====== DATA ======

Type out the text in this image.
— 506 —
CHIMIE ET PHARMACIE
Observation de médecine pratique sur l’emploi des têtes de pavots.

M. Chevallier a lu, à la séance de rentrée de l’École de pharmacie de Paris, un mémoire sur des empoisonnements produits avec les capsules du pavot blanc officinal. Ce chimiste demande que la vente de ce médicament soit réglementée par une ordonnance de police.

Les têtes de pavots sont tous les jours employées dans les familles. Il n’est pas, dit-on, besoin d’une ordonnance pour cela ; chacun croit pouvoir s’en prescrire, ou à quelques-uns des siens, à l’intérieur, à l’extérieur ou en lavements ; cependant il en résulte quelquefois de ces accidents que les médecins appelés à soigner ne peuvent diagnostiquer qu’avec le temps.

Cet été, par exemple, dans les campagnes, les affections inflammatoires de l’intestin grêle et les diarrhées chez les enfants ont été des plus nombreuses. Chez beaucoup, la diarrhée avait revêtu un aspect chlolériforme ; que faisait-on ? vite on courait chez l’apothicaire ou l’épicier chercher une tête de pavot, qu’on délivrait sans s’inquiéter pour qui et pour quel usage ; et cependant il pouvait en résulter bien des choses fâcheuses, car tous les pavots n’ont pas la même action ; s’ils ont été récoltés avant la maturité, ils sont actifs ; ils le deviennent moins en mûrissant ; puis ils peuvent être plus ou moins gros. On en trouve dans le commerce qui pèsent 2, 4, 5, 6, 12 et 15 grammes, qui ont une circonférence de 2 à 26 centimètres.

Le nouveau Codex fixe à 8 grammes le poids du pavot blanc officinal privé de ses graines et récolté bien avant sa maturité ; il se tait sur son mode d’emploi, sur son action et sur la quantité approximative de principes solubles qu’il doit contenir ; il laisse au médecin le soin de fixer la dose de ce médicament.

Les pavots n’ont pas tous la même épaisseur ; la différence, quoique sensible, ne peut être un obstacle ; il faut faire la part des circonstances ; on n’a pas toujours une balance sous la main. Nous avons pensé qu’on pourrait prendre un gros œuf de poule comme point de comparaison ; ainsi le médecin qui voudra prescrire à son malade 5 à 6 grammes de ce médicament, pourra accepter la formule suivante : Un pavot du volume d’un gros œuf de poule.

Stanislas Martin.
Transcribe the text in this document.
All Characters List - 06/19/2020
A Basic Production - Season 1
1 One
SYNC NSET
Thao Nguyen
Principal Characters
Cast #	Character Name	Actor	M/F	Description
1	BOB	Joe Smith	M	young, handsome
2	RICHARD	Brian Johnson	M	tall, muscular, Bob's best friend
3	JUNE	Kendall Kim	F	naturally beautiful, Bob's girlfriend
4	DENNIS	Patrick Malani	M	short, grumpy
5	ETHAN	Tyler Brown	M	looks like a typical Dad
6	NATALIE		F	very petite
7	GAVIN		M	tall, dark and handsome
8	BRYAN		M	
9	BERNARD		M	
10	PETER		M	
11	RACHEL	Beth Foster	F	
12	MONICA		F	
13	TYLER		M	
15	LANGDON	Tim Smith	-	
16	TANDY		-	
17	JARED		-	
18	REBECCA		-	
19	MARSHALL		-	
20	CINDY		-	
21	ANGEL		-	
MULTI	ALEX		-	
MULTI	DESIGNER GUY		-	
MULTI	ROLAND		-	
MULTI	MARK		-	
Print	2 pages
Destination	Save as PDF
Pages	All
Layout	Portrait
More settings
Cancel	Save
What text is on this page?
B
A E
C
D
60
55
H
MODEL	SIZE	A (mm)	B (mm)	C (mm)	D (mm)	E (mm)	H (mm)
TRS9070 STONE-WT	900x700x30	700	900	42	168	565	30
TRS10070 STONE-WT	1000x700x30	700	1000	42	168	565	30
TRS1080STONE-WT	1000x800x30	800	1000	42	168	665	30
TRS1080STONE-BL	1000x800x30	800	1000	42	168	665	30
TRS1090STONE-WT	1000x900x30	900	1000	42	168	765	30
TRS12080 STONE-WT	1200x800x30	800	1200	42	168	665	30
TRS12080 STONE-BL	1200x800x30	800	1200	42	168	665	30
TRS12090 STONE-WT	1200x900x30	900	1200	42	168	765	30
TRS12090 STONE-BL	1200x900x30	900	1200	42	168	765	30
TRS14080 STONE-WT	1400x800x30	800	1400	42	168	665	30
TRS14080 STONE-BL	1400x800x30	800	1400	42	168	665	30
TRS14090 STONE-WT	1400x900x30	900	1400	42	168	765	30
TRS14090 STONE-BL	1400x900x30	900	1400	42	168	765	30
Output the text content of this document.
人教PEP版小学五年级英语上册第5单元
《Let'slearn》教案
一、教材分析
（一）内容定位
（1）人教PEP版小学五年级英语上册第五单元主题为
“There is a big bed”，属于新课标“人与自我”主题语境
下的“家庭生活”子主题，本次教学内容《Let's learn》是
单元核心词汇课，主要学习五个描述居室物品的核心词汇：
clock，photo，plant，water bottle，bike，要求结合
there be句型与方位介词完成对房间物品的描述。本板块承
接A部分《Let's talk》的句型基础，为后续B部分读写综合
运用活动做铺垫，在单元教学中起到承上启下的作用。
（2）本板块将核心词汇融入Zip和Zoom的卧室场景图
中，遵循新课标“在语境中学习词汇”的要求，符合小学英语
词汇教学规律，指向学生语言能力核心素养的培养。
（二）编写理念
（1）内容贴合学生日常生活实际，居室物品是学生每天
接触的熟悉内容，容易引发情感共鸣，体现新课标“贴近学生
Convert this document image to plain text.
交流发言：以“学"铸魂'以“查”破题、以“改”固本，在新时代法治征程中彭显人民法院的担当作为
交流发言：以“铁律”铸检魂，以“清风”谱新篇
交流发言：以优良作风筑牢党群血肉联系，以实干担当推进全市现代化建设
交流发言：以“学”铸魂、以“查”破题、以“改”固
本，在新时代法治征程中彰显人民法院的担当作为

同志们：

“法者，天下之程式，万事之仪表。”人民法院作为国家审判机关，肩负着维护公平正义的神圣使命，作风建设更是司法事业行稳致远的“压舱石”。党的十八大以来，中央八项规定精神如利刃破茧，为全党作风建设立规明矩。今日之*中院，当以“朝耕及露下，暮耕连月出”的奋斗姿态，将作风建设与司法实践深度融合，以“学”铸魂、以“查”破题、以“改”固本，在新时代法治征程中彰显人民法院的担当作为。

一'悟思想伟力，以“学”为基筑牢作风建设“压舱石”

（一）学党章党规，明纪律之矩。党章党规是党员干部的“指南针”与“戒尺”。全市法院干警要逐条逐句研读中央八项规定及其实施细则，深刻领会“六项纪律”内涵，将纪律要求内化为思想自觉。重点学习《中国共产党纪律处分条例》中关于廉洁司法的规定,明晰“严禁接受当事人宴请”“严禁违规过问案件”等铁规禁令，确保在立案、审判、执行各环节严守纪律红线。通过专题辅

======

**WHAT IS BEING ASKED**: Find the lines with the string "交流发言" and reproduce them.

**OUTPUT FOR THIS TASK**:
交流发言：以“学"铸魂'以“查”破题、以“改”固本，在新时代法治征程中彭显人民法院的担当作为
交流发言：以“铁律”铸检魂，以“清风”谱新篇
交流发言：以优良作风筑牢党群血肉联系，以实干担当推进全市现代化建设
交流发言：以“学”铸魂、以“查”破题、以“改”固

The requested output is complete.